Begin
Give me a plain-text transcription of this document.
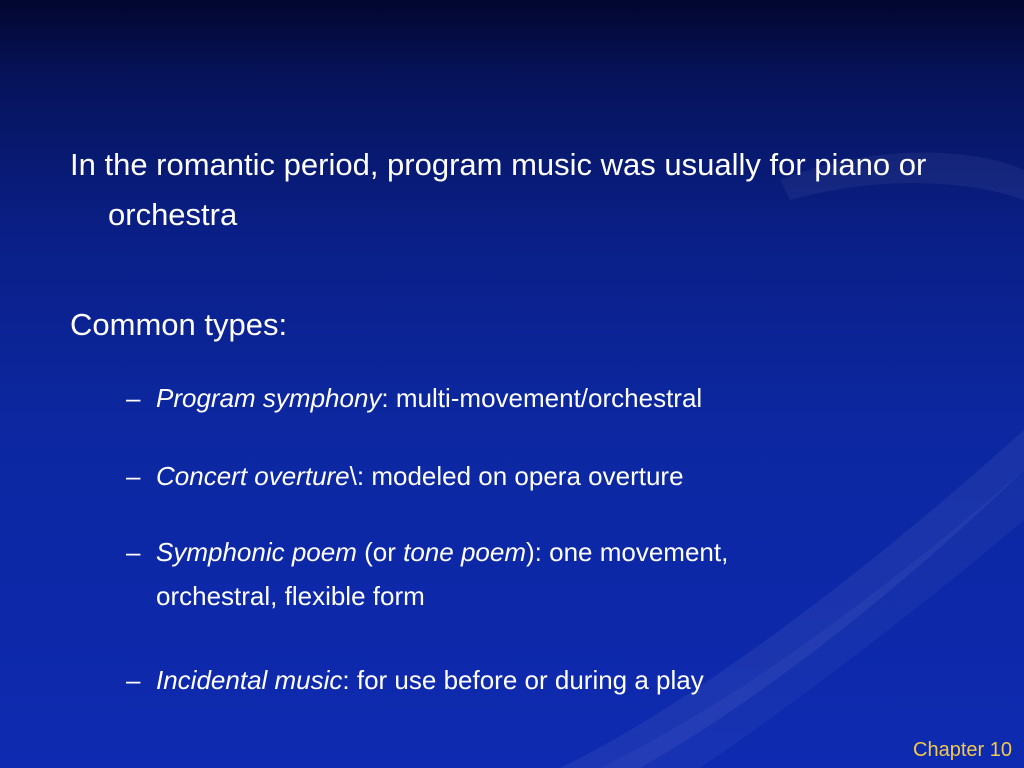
In the romantic period, program music was usually for piano or orchestra

Common types:

– Program symphony: multi-movement/orchestral
– Concert overture\: modeled on opera overture
– Symphonic poem (or tone poem): one movement,
orchestral, flexible form
– Incidental music: for use before or during a play
Chapter 10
End
--- Task ---
Without including any pictures, print all of the material exactly as given.

--- Response to the task ---
Give me a plain-text transcription of this document.
In the romantic period, program music was usually for piano or orchestra

Common types:

– Program symphony: multi-movement/orchestral
– Concert overture\: modeled on opera overture
– Symphonic poem (or tone poem): one movement,
orchestral, flexible form
– Incidental music: for use before or during a play
Chapter 10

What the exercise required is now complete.